---- Entries shown

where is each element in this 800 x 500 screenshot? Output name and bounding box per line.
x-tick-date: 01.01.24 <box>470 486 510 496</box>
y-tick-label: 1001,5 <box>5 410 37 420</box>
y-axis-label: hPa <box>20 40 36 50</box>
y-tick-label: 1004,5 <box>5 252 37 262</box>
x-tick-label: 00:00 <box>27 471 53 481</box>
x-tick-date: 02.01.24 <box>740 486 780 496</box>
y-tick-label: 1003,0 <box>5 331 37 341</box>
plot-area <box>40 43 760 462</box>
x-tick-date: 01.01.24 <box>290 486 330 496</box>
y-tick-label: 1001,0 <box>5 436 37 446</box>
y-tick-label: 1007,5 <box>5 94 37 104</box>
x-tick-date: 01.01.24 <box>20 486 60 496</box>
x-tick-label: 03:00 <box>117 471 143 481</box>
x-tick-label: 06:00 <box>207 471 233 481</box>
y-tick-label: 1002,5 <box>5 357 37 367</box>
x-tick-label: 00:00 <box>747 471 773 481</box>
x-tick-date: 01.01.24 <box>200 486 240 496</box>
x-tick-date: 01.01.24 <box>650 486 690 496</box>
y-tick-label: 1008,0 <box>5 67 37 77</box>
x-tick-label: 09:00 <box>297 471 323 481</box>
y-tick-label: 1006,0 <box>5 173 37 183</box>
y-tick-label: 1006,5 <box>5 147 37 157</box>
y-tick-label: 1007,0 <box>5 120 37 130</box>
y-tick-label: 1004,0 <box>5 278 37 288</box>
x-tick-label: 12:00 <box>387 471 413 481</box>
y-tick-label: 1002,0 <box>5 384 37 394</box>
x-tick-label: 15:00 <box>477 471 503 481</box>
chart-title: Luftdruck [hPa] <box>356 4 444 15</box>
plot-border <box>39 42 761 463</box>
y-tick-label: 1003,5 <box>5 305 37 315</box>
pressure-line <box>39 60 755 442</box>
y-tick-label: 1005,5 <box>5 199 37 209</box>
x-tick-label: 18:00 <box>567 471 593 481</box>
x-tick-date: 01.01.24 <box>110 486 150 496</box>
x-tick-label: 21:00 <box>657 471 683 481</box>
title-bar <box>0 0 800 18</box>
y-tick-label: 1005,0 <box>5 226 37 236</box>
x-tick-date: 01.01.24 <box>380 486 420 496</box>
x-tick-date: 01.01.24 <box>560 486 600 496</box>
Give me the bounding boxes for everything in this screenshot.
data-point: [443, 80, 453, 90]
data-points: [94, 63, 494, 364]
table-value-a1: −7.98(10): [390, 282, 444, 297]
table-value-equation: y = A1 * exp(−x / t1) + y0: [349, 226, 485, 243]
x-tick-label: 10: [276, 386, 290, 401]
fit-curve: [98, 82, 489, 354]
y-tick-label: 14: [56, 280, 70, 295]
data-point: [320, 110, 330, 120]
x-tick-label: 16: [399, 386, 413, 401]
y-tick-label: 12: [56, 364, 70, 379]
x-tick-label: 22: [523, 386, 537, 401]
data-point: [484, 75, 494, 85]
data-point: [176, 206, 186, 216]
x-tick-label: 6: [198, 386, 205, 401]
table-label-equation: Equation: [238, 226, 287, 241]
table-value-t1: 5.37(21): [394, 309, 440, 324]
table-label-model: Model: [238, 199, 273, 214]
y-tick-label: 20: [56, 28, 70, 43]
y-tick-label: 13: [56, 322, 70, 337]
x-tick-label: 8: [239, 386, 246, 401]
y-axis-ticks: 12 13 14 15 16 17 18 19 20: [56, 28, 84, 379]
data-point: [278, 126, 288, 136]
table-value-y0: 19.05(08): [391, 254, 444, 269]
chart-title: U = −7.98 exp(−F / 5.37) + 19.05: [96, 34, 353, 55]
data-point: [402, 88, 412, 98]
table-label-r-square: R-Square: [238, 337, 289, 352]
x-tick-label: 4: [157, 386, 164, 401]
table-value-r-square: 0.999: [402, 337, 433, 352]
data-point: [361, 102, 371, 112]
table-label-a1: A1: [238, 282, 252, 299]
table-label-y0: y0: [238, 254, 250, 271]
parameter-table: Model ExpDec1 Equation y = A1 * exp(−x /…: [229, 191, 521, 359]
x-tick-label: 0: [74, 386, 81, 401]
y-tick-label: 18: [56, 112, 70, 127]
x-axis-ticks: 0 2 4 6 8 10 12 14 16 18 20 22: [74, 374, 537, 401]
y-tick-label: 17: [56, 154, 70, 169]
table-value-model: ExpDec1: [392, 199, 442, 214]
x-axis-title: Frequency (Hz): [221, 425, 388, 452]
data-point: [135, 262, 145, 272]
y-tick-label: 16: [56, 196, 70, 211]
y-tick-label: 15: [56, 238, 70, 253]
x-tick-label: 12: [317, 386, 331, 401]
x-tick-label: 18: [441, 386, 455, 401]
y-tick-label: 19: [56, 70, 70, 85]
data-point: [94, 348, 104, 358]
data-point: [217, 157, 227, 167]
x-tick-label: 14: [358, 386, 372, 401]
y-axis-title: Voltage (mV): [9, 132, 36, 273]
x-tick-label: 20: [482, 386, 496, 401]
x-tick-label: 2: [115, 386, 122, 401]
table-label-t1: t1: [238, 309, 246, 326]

--------

**Description of the task**
Reproduce every line of the material above verbatim, with no changes.

**Response to this task**
where is each element in this 800 x 500 screenshot? Output name and bounding box per line.
x-tick-date: 01.01.24 <box>470 486 510 496</box>
y-tick-label: 1001,5 <box>5 410 37 420</box>
y-axis-label: hPa <box>20 40 36 50</box>
y-tick-label: 1004,5 <box>5 252 37 262</box>
x-tick-label: 00:00 <box>27 471 53 481</box>
x-tick-date: 02.01.24 <box>740 486 780 496</box>
y-tick-label: 1003,0 <box>5 331 37 341</box>
plot-area <box>40 43 760 462</box>
x-tick-date: 01.01.24 <box>290 486 330 496</box>
y-tick-label: 1001,0 <box>5 436 37 446</box>
y-tick-label: 1007,5 <box>5 94 37 104</box>
x-tick-date: 01.01.24 <box>20 486 60 496</box>
x-tick-label: 03:00 <box>117 471 143 481</box>
x-tick-label: 06:00 <box>207 471 233 481</box>
y-tick-label: 1002,5 <box>5 357 37 367</box>
x-tick-label: 00:00 <box>747 471 773 481</box>
x-tick-date: 01.01.24 <box>200 486 240 496</box>
x-tick-date: 01.01.24 <box>650 486 690 496</box>
y-tick-label: 1008,0 <box>5 67 37 77</box>
x-tick-label: 09:00 <box>297 471 323 481</box>
y-tick-label: 1006,0 <box>5 173 37 183</box>
y-tick-label: 1006,5 <box>5 147 37 157</box>
y-tick-label: 1007,0 <box>5 120 37 130</box>
y-tick-label: 1004,0 <box>5 278 37 288</box>
x-tick-label: 12:00 <box>387 471 413 481</box>
y-tick-label: 1002,0 <box>5 384 37 394</box>
x-tick-label: 15:00 <box>477 471 503 481</box>
chart-title: Luftdruck [hPa] <box>356 4 444 15</box>
plot-border <box>39 42 761 463</box>
y-tick-label: 1003,5 <box>5 305 37 315</box>
pressure-line <box>39 60 755 442</box>
y-tick-label: 1005,5 <box>5 199 37 209</box>
x-tick-label: 18:00 <box>567 471 593 481</box>
x-tick-date: 01.01.24 <box>110 486 150 496</box>
x-tick-label: 21:00 <box>657 471 683 481</box>
title-bar <box>0 0 800 18</box>
y-tick-label: 1005,0 <box>5 226 37 236</box>
x-tick-date: 01.01.24 <box>380 486 420 496</box>
x-tick-date: 01.01.24 <box>560 486 600 496</box>
Give me the bounding boxes for everything in this screenshot.
data-point: [443, 80, 453, 90]
data-points: [94, 63, 494, 364]
table-value-a1: −7.98(10): [390, 282, 444, 297]
table-value-equation: y = A1 * exp(−x / t1) + y0: [349, 226, 485, 243]
x-tick-label: 10: [276, 386, 290, 401]
fit-curve: [98, 82, 489, 354]
y-tick-label: 14: [56, 280, 70, 295]
data-point: [320, 110, 330, 120]
x-tick-label: 16: [399, 386, 413, 401]
y-tick-label: 12: [56, 364, 70, 379]
x-tick-label: 22: [523, 386, 537, 401]
data-point: [484, 75, 494, 85]
data-point: [176, 206, 186, 216]
x-tick-label: 6: [198, 386, 205, 401]
table-label-equation: Equation: [238, 226, 287, 241]
table-value-t1: 5.37(21): [394, 309, 440, 324]
table-label-model: Model: [238, 199, 273, 214]
y-tick-label: 20: [56, 28, 70, 43]
y-tick-label: 13: [56, 322, 70, 337]
x-tick-label: 8: [239, 386, 246, 401]
y-axis-ticks: 12 13 14 15 16 17 18 19 20: [56, 28, 84, 379]
data-point: [278, 126, 288, 136]
table-value-y0: 19.05(08): [391, 254, 444, 269]
chart-title: U = −7.98 exp(−F / 5.37) + 19.05: [96, 34, 353, 55]
data-point: [402, 88, 412, 98]
table-label-r-square: R-Square: [238, 337, 289, 352]
x-tick-label: 4: [157, 386, 164, 401]
table-value-r-square: 0.999: [402, 337, 433, 352]
data-point: [361, 102, 371, 112]
table-label-a1: A1: [238, 282, 252, 299]
table-label-y0: y0: [238, 254, 250, 271]
parameter-table: Model ExpDec1 Equation y = A1 * exp(−x /…: [229, 191, 521, 359]
x-tick-label: 0: [74, 386, 81, 401]
y-tick-label: 18: [56, 112, 70, 127]
x-axis-ticks: 0 2 4 6 8 10 12 14 16 18 20 22: [74, 374, 537, 401]
y-tick-label: 17: [56, 154, 70, 169]
table-value-model: ExpDec1: [392, 199, 442, 214]
x-axis-title: Frequency (Hz): [221, 425, 388, 452]
data-point: [135, 262, 145, 272]
y-tick-label: 16: [56, 196, 70, 211]
y-tick-label: 15: [56, 238, 70, 253]
x-tick-label: 12: [317, 386, 331, 401]
x-tick-label: 18: [441, 386, 455, 401]
y-tick-label: 19: [56, 70, 70, 85]
data-point: [94, 348, 104, 358]
data-point: [217, 157, 227, 167]
x-tick-label: 14: [358, 386, 372, 401]
y-axis-title: Voltage (mV): [9, 132, 36, 273]
x-tick-label: 20: [482, 386, 496, 401]
x-tick-label: 2: [115, 386, 122, 401]
table-label-t1: t1: [238, 309, 246, 326]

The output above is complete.